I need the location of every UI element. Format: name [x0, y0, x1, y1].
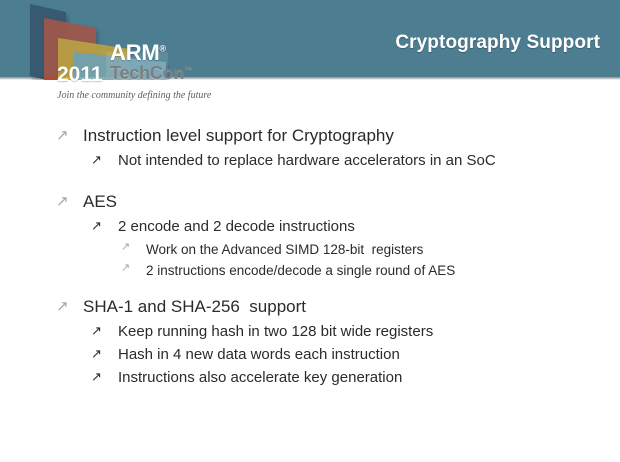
bullet-level1: ↗ SHA-1 and SHA-256 support — [0, 295, 620, 319]
bullet-level3: ↗ 2 instructions encode/decode a single … — [0, 260, 620, 281]
arm-techcon-logo: 2011 ARM® TechCon™ Join the community de… — [0, 0, 230, 112]
bullet-text: Work on the Advanced SIMD 128-bit regist… — [146, 239, 423, 260]
slide-body: ↗ Instruction level support for Cryptogr… — [0, 124, 620, 390]
bullet-text: Not intended to replace hardware acceler… — [118, 150, 496, 172]
bullet-text: Instruction level support for Cryptograp… — [83, 124, 394, 148]
bullet-text: Instructions also accelerate key generat… — [118, 367, 402, 389]
northeast-arrow-icon: ↗ — [91, 216, 118, 232]
slide-title: Cryptography Support — [395, 32, 600, 54]
bullet-level2: ↗ 2 encode and 2 decode instructions — [0, 216, 620, 238]
presentation-slide: Cryptography Support 20 — [0, 0, 620, 462]
northeast-arrow-icon: ↗ — [56, 124, 83, 143]
bullet-text: Keep running hash in two 128 bit wide re… — [118, 321, 433, 343]
bullet-level1: ↗ Instruction level support for Cryptogr… — [0, 124, 620, 148]
bullet-level3: ↗ Work on the Advanced SIMD 128-bit regi… — [0, 239, 620, 260]
northeast-arrow-icon: ↗ — [121, 239, 146, 253]
northeast-arrow-icon: ↗ — [91, 367, 118, 383]
logo-text-panel — [106, 52, 168, 77]
bullet-group-spacer — [0, 281, 620, 295]
bullet-text: 2 encode and 2 decode instructions — [118, 216, 355, 238]
bullet-text: 2 instructions encode/decode a single ro… — [146, 260, 455, 281]
logo-tagline: Join the community defining the future — [57, 90, 211, 101]
bullet-text: SHA-1 and SHA-256 support — [83, 295, 306, 319]
bullet-level2: ↗ Keep running hash in two 128 bit wide … — [0, 321, 620, 343]
bullet-level2: ↗ Not intended to replace hardware accel… — [0, 150, 620, 172]
northeast-arrow-icon: ↗ — [121, 260, 146, 274]
northeast-arrow-icon: ↗ — [91, 150, 118, 166]
northeast-arrow-icon: ↗ — [91, 321, 118, 337]
bullet-text: Hash in 4 new data words each instructio… — [118, 344, 400, 366]
bullet-level1: ↗ AES — [0, 190, 620, 214]
bullet-group-spacer — [0, 173, 620, 190]
northeast-arrow-icon: ↗ — [56, 295, 83, 314]
bullet-text: AES — [83, 190, 117, 214]
bullet-level2: ↗ Instructions also accelerate key gener… — [0, 367, 620, 389]
bullet-level2: ↗ Hash in 4 new data words each instruct… — [0, 344, 620, 366]
northeast-arrow-icon: ↗ — [91, 344, 118, 360]
northeast-arrow-icon: ↗ — [56, 190, 83, 209]
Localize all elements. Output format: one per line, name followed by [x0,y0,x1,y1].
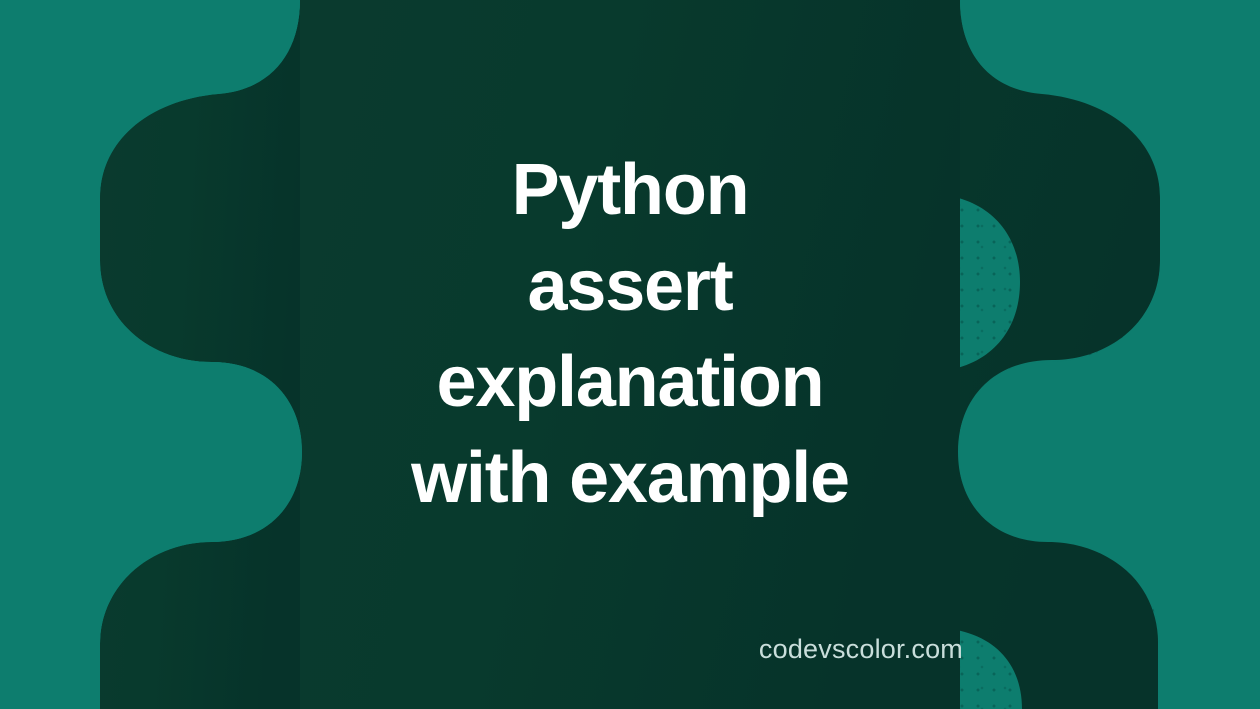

★ ★ ★

Please reproduce all of the items above word for word, leaving out the pictures.

• **Solution**:
I need the location of every UI element. Format: name [x0, y0, x1, y1].
bullet-level1: ↗ SHA-1 and SHA-256 support — [0, 295, 620, 319]
bullet-level3: ↗ 2 instructions encode/decode a single … — [0, 260, 620, 281]
arm-techcon-logo: 2011 ARM® TechCon™ Join the community de… — [0, 0, 230, 112]
bullet-text: Work on the Advanced SIMD 128-bit regist… — [146, 239, 423, 260]
slide-body: ↗ Instruction level support for Cryptogr… — [0, 124, 620, 390]
bullet-text: Not intended to replace hardware acceler… — [118, 150, 496, 172]
bullet-text: Instruction level support for Cryptograp… — [83, 124, 394, 148]
bullet-text: Instructions also accelerate key generat… — [118, 367, 402, 389]
northeast-arrow-icon: ↗ — [91, 216, 118, 232]
slide-title: Cryptography Support — [395, 32, 600, 54]
bullet-level2: ↗ 2 encode and 2 decode instructions — [0, 216, 620, 238]
presentation-slide: Cryptography Support 20 — [0, 0, 620, 462]
northeast-arrow-icon: ↗ — [56, 124, 83, 143]
bullet-text: Keep running hash in two 128 bit wide re… — [118, 321, 433, 343]
bullet-level1: ↗ Instruction level support for Cryptogr… — [0, 124, 620, 148]
bullet-level3: ↗ Work on the Advanced SIMD 128-bit regi… — [0, 239, 620, 260]
northeast-arrow-icon: ↗ — [121, 239, 146, 253]
northeast-arrow-icon: ↗ — [91, 367, 118, 383]
logo-text-panel — [106, 52, 168, 77]
bullet-group-spacer — [0, 281, 620, 295]
bullet-text: 2 encode and 2 decode instructions — [118, 216, 355, 238]
bullet-text: 2 instructions encode/decode a single ro… — [146, 260, 455, 281]
logo-tagline: Join the community defining the future — [57, 90, 211, 101]
bullet-text: SHA-1 and SHA-256 support — [83, 295, 306, 319]
bullet-level2: ↗ Keep running hash in two 128 bit wide … — [0, 321, 620, 343]
bullet-level2: ↗ Not intended to replace hardware accel… — [0, 150, 620, 172]
northeast-arrow-icon: ↗ — [121, 260, 146, 274]
northeast-arrow-icon: ↗ — [91, 150, 118, 166]
northeast-arrow-icon: ↗ — [91, 321, 118, 337]
bullet-text: Hash in 4 new data words each instructio… — [118, 344, 400, 366]
bullet-level1: ↗ AES — [0, 190, 620, 214]
bullet-group-spacer — [0, 173, 620, 190]
northeast-arrow-icon: ↗ — [56, 295, 83, 314]
bullet-text: AES — [83, 190, 117, 214]
bullet-level2: ↗ Instructions also accelerate key gener… — [0, 367, 620, 389]
bullet-level2: ↗ Hash in 4 new data words each instruct… — [0, 344, 620, 366]
northeast-arrow-icon: ↗ — [91, 344, 118, 360]
northeast-arrow-icon: ↗ — [56, 190, 83, 209]
Localize all elements. Output format: one per line, name followed by [x0,y0,x1,y1].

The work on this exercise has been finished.